** START OF Given data **
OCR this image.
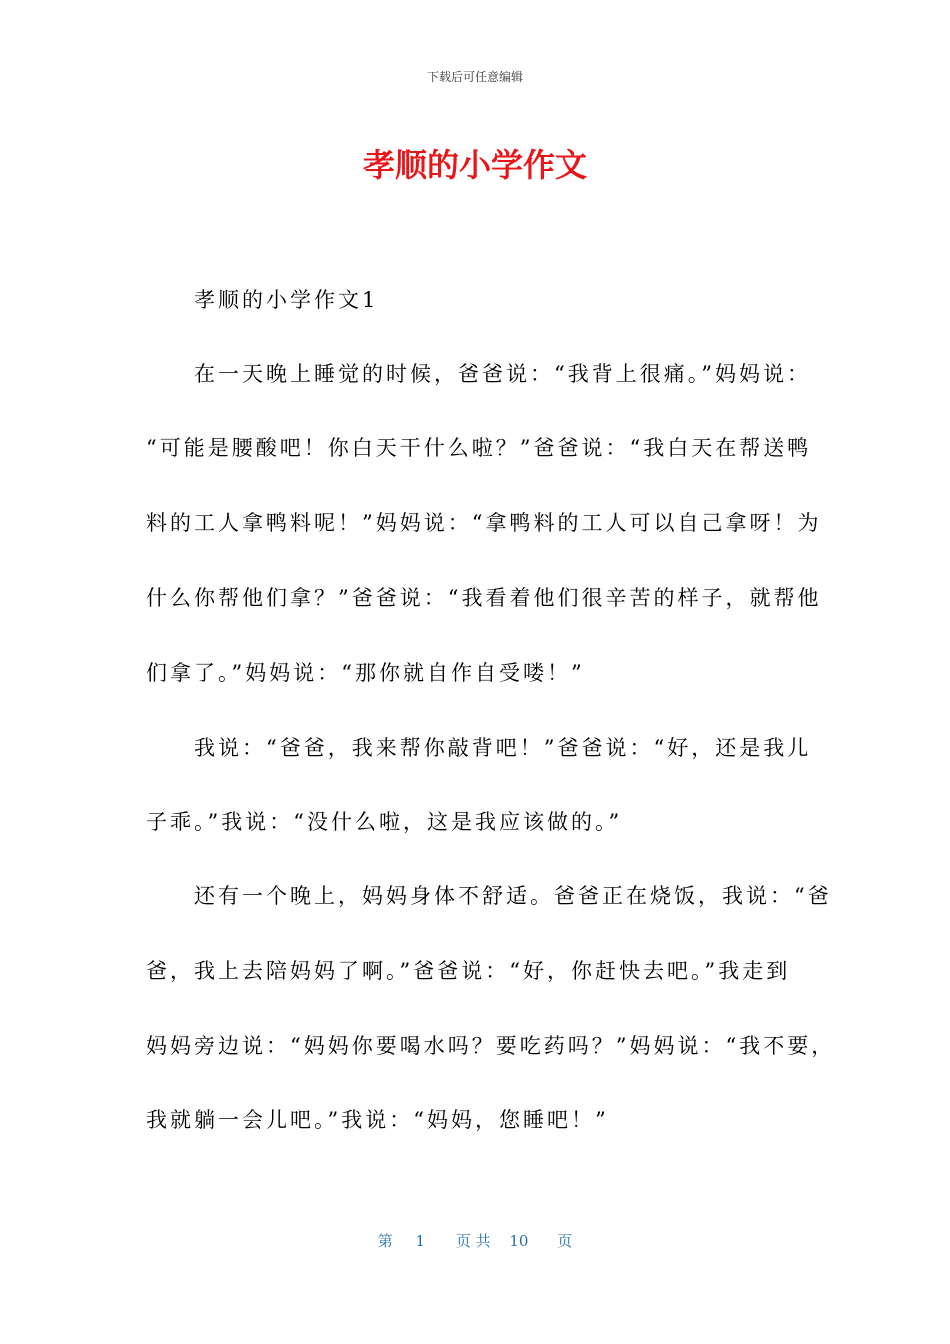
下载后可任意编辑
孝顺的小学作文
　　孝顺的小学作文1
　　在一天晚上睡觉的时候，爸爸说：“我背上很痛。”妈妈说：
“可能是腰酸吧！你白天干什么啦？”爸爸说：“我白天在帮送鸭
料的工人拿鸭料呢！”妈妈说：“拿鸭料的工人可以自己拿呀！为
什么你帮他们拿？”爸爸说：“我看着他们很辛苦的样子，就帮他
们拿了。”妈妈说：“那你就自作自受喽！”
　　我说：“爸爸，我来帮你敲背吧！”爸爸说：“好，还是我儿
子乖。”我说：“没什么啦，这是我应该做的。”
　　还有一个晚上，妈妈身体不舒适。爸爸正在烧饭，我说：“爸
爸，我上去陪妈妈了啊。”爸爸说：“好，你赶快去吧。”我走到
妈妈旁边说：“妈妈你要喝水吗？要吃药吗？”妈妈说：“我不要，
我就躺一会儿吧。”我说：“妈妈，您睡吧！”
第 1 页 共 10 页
** END OF Given data **
** START OF Given data **
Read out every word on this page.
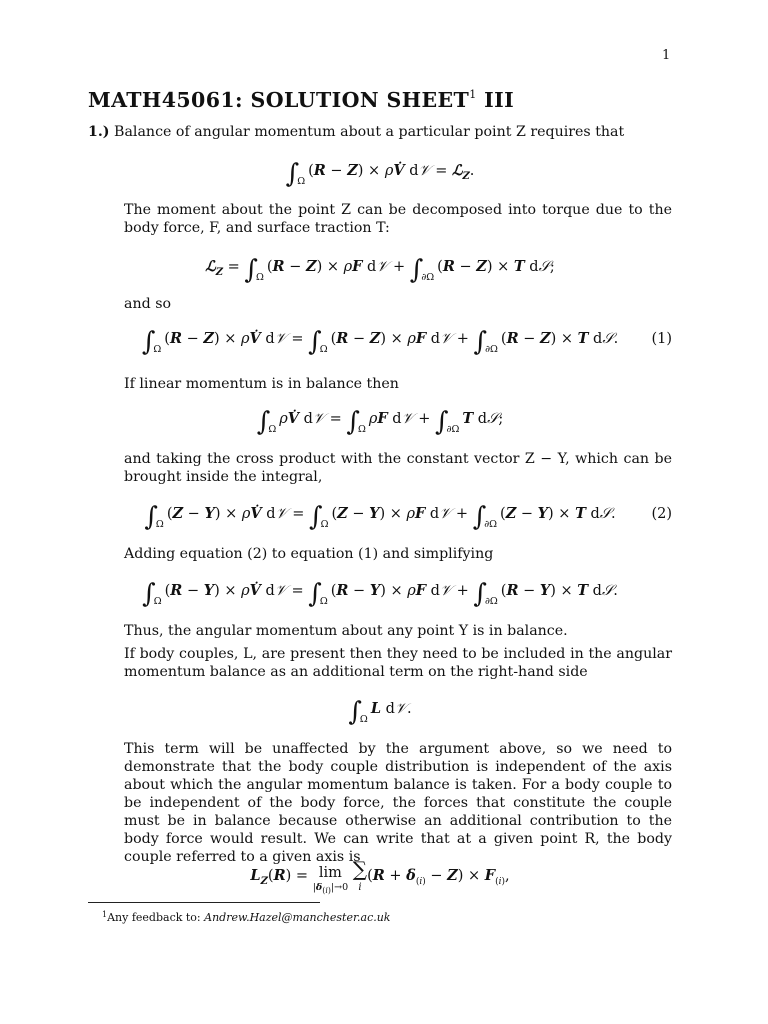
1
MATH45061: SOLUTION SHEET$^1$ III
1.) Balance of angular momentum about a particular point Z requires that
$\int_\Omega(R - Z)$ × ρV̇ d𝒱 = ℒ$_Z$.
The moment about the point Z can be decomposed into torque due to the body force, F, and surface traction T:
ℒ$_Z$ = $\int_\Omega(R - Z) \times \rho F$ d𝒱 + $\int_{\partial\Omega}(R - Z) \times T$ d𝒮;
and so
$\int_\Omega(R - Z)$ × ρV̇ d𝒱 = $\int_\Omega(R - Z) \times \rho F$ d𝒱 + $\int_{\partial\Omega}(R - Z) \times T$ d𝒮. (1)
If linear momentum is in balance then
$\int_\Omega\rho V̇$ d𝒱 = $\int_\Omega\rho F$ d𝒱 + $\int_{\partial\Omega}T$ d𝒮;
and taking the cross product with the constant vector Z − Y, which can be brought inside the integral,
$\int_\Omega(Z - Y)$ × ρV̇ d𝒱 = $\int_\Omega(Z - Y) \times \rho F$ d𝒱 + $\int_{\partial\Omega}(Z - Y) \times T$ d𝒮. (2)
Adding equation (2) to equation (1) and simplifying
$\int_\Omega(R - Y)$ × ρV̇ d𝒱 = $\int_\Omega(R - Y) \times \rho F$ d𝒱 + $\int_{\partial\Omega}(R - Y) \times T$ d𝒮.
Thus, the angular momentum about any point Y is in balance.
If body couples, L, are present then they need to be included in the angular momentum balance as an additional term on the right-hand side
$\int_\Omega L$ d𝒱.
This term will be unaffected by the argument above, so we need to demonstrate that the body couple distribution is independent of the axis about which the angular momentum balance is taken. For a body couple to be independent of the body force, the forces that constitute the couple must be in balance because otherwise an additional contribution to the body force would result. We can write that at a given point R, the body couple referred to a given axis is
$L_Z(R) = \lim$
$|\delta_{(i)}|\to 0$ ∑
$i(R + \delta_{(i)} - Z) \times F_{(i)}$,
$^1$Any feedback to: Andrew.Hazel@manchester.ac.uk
** END OF Given data **
** START OF Given data **
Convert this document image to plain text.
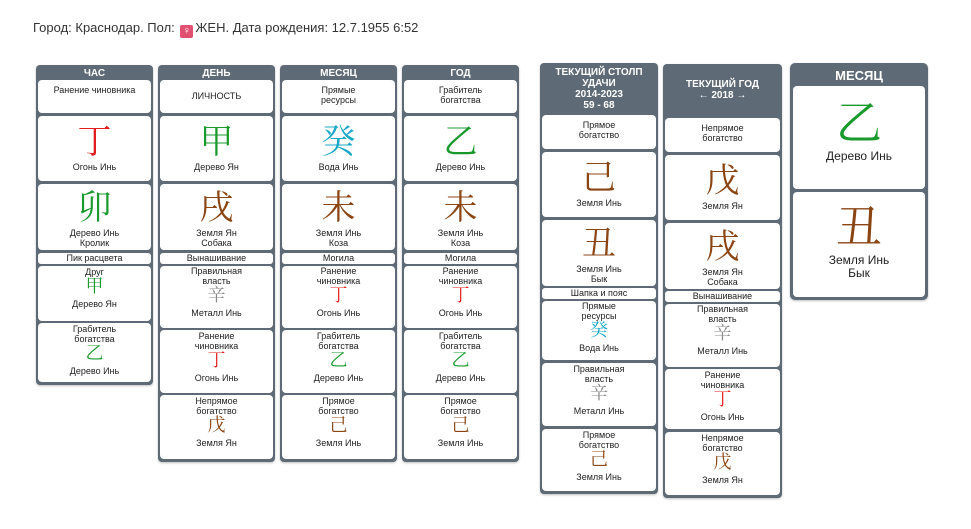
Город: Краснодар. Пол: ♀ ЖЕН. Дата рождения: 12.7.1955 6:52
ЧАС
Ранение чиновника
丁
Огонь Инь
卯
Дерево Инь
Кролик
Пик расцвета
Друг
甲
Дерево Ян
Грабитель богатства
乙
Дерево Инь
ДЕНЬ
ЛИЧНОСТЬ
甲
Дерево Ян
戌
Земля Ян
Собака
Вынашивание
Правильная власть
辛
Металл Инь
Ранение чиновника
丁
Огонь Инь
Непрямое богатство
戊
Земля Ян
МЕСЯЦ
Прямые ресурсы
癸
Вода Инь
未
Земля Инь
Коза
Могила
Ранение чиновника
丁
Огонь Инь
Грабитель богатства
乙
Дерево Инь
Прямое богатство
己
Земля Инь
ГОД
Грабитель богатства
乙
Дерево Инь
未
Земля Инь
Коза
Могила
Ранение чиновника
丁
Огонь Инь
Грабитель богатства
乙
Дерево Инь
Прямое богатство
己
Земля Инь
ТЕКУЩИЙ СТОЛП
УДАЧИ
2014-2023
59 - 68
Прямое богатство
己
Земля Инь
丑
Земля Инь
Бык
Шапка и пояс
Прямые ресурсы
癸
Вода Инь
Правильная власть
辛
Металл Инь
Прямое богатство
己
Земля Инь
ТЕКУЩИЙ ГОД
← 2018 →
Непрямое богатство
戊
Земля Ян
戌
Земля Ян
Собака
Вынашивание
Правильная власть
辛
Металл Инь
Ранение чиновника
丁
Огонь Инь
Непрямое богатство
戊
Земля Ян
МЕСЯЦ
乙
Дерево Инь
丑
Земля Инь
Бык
** END OF Given data **
**The problem**
From the listing above, collect each line in which the string "that" appears.

**Answer for the task**
1.) Balance of angular momentum about a particular point Z requires that
This term will be unaffected by the argument above, so we need to demonstrate that the body couple distribution is independent of the axis about which the angular momentum balance is taken. For a body couple to be independent of the body force, the forces that constitute the couple must be in balance because otherwise an additional contribution to the body force would result. We can write that at a given point R, the body couple referred to a given axis is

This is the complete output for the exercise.